◆ Data shown
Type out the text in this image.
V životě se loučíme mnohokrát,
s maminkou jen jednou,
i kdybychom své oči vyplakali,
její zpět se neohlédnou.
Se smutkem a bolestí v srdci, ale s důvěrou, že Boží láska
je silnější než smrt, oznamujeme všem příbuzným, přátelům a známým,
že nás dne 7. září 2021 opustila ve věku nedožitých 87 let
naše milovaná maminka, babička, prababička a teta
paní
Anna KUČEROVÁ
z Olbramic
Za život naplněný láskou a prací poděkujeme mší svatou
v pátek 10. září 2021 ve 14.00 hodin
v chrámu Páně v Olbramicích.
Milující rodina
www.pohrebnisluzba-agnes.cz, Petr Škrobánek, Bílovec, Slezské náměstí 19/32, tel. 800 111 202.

* * *

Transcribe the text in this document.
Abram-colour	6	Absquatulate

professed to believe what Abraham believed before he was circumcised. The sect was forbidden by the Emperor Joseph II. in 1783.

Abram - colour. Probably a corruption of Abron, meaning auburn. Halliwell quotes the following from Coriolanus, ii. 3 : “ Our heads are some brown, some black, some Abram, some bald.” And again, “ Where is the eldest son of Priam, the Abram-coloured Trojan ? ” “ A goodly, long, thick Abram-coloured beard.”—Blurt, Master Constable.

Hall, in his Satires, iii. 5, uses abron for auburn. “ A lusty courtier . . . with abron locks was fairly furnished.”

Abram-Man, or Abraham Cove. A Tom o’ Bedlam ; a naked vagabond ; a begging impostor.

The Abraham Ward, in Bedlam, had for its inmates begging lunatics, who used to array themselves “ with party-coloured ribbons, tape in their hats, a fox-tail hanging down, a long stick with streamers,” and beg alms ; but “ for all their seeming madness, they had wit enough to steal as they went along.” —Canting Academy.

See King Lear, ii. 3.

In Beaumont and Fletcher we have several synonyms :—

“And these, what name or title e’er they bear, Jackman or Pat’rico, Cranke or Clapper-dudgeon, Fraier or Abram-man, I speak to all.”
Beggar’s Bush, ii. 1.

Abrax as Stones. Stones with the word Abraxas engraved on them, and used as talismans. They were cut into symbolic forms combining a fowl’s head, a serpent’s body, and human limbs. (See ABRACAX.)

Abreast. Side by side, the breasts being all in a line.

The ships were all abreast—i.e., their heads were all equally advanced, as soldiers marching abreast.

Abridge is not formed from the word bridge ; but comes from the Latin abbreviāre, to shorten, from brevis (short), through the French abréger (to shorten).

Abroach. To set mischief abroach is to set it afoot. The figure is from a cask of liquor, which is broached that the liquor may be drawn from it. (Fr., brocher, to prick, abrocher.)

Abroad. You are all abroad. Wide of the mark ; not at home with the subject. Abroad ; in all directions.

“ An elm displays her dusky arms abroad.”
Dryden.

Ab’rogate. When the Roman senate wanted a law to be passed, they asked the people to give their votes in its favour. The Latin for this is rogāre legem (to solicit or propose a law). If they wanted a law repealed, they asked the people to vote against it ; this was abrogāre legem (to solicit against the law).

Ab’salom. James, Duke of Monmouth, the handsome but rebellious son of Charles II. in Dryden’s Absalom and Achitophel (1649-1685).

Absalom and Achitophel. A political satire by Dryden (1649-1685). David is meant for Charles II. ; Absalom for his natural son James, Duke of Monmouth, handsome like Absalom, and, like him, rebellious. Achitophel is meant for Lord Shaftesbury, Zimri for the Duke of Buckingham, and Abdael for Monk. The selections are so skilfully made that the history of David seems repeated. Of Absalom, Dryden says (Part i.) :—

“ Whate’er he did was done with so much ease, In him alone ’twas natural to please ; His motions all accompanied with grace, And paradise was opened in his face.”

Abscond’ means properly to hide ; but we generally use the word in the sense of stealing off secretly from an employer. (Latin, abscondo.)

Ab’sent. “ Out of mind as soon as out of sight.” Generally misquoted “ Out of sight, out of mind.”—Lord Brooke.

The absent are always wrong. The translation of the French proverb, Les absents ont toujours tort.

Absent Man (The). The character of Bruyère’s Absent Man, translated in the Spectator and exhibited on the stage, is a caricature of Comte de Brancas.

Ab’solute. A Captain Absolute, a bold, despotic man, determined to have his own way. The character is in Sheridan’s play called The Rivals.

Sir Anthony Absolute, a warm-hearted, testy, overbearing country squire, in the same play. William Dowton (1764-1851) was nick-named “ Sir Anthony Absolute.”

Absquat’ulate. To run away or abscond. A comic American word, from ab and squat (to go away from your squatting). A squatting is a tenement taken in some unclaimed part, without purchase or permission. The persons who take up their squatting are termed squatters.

◆ What you should do
Return all lines containing the word "French".

◆ Answer to this task
Abridge is not formed from the word bridge ; but comes from the Latin abbreviāre, to shorten, from brevis (short), through the French abréger (to shorten).
The absent are always wrong. The translation of the French proverb, Les absents ont toujours tort.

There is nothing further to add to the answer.